What is being asked: Pull every line of the entries that has the word "чужда".

The input:
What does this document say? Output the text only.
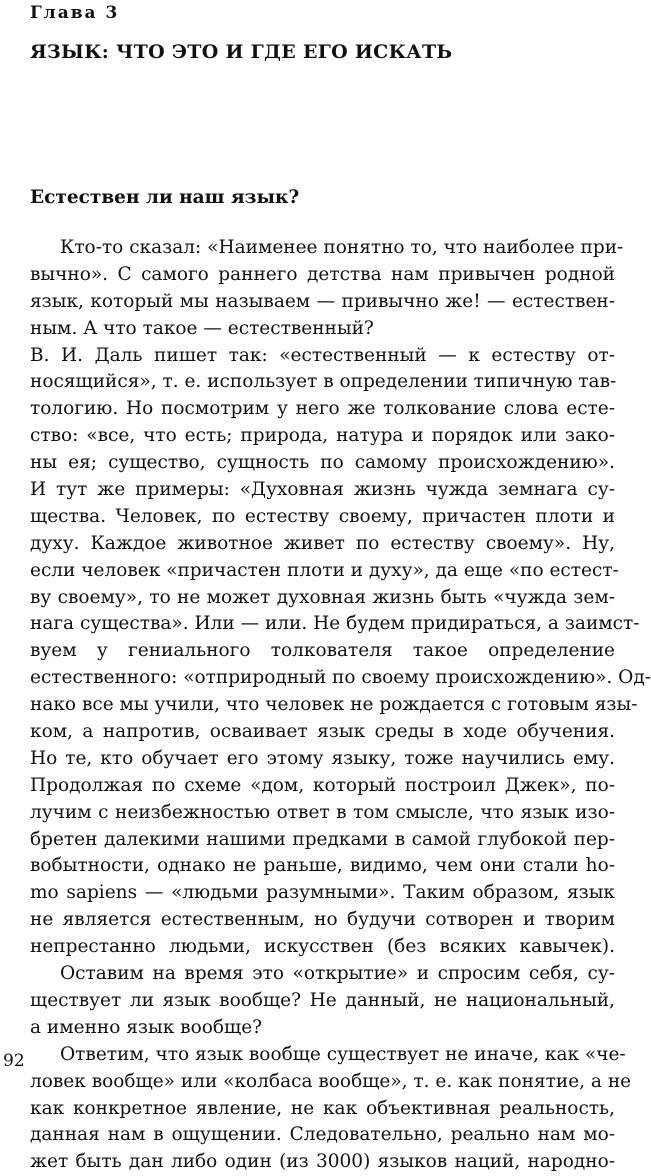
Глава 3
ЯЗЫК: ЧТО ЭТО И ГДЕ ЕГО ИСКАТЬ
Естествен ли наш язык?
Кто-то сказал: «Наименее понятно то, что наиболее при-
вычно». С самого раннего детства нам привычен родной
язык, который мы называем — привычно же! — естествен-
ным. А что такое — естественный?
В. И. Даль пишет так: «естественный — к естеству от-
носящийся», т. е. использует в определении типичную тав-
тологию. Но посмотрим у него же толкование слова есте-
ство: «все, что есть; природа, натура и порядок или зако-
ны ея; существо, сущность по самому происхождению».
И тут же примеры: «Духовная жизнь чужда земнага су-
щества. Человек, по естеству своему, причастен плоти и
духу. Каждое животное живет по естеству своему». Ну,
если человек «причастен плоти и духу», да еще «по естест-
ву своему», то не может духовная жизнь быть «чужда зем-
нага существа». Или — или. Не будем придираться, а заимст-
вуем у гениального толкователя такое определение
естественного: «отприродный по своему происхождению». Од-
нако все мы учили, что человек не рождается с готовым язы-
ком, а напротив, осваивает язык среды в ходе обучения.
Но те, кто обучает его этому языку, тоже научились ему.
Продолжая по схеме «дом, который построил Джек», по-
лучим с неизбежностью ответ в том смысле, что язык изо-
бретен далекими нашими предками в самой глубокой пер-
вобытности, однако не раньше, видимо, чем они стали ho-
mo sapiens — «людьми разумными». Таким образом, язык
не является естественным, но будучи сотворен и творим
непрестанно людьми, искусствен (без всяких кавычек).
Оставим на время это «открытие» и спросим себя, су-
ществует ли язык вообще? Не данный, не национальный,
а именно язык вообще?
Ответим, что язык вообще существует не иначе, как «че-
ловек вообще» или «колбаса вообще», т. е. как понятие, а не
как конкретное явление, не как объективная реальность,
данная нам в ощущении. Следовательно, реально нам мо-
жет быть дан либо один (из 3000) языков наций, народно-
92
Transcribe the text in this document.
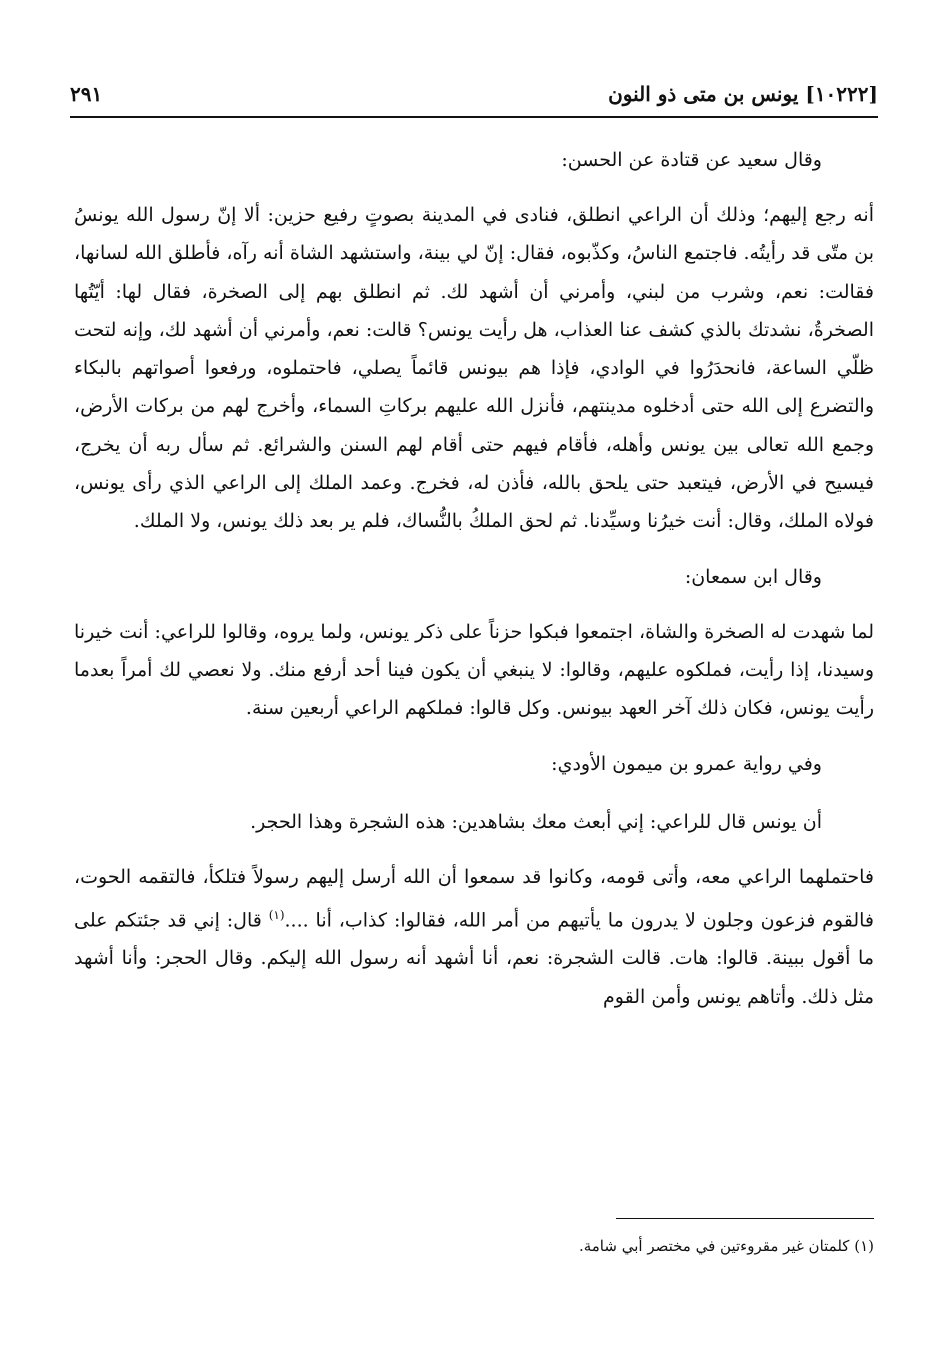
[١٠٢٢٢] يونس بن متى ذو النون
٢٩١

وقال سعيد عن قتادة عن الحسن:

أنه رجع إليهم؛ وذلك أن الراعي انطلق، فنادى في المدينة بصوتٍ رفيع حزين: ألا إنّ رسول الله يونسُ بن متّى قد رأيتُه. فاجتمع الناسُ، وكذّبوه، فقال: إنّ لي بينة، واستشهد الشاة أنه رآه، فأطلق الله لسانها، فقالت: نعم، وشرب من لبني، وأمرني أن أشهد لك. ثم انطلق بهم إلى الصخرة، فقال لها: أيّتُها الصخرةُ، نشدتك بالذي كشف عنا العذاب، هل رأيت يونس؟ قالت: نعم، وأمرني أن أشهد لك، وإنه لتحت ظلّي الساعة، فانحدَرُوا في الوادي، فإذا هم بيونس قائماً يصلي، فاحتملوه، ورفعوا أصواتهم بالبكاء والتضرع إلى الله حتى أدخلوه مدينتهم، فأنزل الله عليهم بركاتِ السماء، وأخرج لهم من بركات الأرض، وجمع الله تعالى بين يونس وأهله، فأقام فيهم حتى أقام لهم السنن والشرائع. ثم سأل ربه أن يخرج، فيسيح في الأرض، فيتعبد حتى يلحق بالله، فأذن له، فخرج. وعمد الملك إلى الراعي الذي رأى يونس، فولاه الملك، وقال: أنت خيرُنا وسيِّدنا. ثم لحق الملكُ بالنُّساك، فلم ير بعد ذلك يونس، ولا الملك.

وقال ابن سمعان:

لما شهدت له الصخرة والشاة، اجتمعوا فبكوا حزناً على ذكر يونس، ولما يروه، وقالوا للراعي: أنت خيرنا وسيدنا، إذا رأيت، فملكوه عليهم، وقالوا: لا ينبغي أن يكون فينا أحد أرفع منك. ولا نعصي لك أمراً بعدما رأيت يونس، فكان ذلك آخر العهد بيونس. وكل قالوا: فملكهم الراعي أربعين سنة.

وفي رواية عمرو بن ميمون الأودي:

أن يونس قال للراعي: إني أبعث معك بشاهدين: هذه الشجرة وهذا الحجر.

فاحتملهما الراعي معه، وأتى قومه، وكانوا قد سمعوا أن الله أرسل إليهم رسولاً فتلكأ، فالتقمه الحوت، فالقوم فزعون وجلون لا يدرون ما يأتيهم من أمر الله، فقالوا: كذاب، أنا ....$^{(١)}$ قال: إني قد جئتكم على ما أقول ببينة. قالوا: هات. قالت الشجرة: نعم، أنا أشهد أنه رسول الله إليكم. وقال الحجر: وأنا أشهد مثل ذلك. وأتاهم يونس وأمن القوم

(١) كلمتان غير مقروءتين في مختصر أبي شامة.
==
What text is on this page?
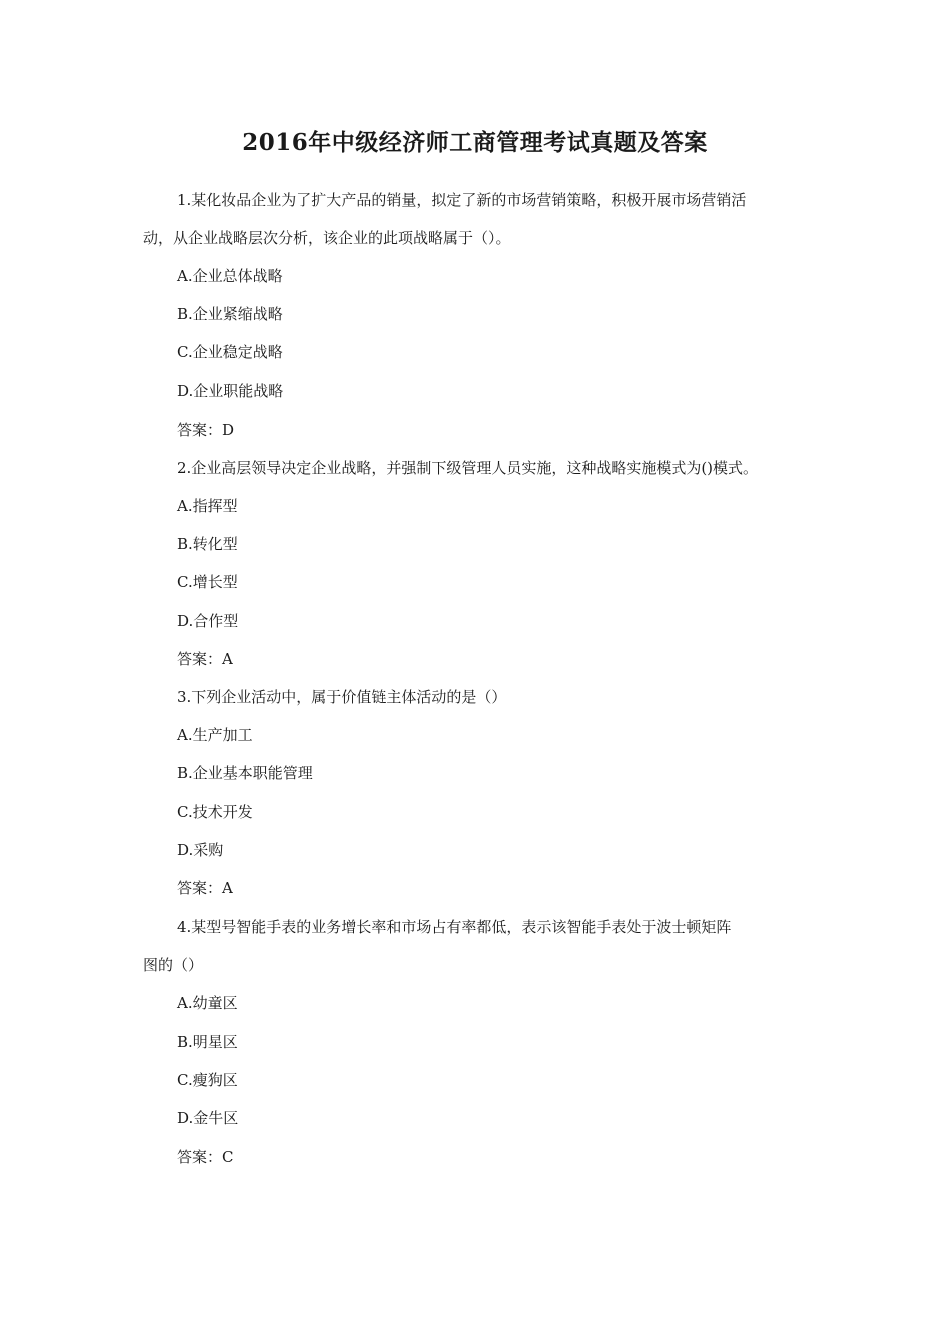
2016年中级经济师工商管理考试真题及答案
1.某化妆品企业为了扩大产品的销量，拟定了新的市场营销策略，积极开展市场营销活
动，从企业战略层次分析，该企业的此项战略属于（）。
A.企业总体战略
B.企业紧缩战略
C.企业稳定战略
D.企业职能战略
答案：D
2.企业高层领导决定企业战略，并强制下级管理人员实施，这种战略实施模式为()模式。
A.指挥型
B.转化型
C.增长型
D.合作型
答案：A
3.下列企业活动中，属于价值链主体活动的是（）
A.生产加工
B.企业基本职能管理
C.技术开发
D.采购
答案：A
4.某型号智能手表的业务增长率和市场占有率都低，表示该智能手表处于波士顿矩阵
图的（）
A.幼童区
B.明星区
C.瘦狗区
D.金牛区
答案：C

The output:
И тут же примеры: «Духовная жизнь чужда земнага су-
ву своему», то не может духовная жизнь быть «чужда зем-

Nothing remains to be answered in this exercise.